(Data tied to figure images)
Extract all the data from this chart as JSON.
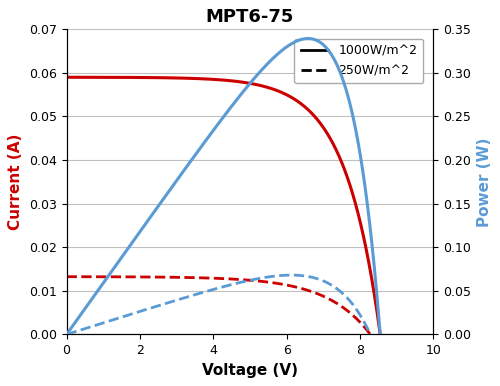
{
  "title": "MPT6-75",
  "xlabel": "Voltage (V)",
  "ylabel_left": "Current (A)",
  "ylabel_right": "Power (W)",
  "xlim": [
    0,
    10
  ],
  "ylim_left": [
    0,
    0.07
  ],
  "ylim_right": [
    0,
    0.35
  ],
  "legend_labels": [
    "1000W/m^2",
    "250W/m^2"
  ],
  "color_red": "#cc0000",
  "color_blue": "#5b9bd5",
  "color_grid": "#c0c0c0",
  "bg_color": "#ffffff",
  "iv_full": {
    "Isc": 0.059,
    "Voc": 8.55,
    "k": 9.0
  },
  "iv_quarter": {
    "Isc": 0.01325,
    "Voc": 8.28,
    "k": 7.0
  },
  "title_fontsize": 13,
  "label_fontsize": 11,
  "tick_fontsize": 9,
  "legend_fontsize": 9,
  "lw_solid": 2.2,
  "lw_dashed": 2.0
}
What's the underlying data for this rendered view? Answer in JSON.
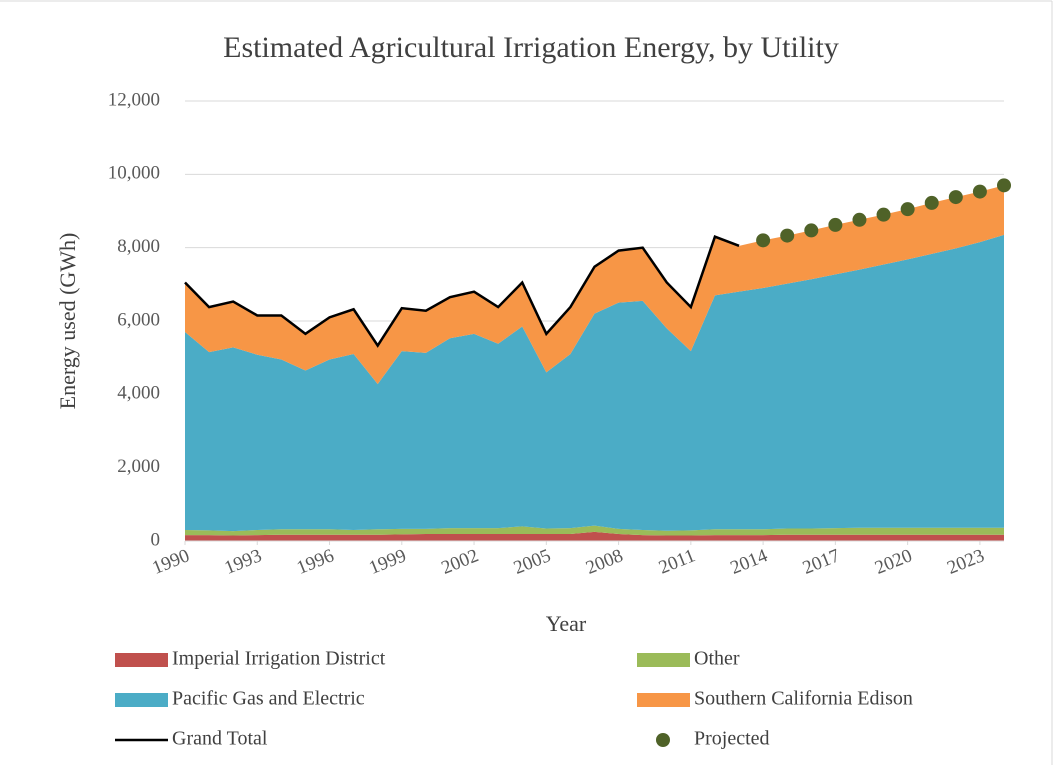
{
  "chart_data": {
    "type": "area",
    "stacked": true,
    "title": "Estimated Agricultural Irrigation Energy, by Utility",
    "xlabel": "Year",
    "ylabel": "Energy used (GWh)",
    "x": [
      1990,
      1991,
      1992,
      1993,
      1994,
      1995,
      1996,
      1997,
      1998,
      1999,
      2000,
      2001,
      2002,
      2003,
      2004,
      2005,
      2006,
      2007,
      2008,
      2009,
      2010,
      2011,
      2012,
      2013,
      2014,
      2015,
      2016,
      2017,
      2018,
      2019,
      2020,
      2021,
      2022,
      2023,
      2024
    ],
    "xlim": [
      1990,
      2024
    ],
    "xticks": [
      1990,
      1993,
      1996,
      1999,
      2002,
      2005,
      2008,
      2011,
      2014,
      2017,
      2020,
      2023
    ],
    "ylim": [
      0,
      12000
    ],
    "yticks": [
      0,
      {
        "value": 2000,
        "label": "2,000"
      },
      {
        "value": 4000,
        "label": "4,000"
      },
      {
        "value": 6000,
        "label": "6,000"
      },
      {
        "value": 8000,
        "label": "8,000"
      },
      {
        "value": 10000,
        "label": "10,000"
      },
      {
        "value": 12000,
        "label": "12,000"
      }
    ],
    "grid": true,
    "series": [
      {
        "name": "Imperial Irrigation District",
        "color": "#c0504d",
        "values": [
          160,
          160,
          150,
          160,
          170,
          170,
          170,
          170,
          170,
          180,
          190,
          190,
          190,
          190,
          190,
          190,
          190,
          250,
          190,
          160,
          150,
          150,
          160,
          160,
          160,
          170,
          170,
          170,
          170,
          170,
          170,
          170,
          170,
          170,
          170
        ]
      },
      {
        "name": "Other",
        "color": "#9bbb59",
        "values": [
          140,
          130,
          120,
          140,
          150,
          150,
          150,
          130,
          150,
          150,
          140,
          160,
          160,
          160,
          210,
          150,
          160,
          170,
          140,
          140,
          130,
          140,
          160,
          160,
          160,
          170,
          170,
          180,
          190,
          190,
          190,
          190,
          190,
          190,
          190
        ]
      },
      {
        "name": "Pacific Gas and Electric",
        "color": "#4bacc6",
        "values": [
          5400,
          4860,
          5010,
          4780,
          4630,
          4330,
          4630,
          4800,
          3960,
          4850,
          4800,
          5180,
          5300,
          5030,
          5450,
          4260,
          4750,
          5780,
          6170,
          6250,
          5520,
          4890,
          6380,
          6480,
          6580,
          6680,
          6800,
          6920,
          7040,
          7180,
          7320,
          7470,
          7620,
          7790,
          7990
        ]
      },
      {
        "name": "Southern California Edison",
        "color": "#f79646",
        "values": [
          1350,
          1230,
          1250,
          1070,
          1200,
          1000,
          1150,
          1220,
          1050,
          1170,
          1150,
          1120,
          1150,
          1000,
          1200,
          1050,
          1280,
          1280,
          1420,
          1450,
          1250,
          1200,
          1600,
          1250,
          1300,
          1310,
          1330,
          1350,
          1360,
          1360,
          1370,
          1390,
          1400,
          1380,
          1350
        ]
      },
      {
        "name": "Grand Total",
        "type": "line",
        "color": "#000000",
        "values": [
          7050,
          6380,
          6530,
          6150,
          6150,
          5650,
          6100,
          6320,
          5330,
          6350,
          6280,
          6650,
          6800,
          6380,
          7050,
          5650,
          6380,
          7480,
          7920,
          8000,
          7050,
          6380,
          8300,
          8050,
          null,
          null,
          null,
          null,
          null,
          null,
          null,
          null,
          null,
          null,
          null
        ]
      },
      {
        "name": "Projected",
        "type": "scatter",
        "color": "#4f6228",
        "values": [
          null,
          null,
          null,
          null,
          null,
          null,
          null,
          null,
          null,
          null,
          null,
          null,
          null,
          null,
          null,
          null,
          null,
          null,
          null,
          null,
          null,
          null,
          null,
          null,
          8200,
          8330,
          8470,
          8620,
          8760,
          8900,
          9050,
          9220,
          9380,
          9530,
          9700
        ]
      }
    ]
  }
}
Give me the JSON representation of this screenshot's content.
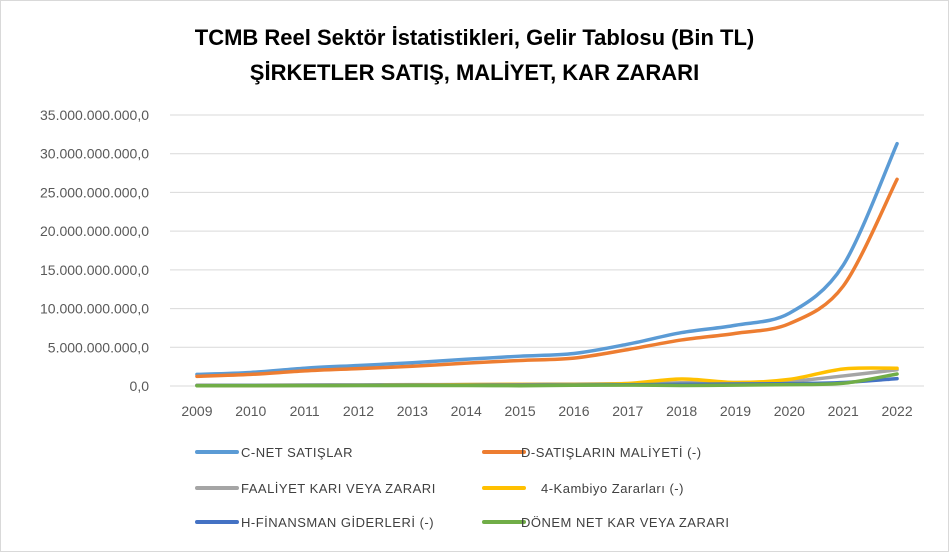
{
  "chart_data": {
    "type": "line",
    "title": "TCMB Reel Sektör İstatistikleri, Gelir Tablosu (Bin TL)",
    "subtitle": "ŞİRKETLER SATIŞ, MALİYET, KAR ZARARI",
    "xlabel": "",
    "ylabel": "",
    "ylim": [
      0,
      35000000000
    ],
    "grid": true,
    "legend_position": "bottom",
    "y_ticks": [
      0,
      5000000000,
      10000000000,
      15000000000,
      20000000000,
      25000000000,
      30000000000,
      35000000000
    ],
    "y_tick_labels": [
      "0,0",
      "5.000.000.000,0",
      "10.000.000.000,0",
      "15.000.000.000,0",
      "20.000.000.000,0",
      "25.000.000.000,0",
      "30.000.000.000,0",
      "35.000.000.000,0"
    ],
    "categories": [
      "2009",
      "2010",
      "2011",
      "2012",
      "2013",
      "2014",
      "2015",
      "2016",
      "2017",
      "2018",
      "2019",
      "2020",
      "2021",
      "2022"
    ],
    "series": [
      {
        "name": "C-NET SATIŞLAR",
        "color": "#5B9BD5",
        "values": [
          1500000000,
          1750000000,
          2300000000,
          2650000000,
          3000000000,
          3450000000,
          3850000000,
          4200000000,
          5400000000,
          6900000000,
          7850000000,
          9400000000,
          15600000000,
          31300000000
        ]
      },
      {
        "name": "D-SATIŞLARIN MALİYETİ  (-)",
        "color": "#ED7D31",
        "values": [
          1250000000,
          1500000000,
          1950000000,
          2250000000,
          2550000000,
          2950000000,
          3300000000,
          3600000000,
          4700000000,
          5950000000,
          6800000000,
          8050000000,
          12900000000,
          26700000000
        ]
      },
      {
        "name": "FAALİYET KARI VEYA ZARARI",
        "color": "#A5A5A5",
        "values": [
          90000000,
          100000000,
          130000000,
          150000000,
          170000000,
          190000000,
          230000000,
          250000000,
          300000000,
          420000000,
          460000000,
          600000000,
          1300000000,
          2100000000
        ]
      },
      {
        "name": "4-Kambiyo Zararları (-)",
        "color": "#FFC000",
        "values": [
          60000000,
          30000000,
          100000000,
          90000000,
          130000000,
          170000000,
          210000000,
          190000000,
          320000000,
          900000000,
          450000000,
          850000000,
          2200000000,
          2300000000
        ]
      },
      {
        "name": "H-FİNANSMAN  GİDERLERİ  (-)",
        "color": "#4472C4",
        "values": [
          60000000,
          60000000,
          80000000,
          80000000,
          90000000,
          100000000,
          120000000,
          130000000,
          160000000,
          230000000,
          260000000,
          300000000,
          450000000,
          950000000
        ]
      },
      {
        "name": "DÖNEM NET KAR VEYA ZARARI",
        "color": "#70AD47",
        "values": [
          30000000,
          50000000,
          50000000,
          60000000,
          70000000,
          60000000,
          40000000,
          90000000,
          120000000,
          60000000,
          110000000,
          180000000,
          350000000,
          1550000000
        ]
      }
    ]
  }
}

**Written exercise**
Where a line holds "Irrigation", copy it out.

**Finished exercise**
    "title": "Estimated Agricultural Irrigation Energy, by Utility",
        "name": "Imperial Irrigation District",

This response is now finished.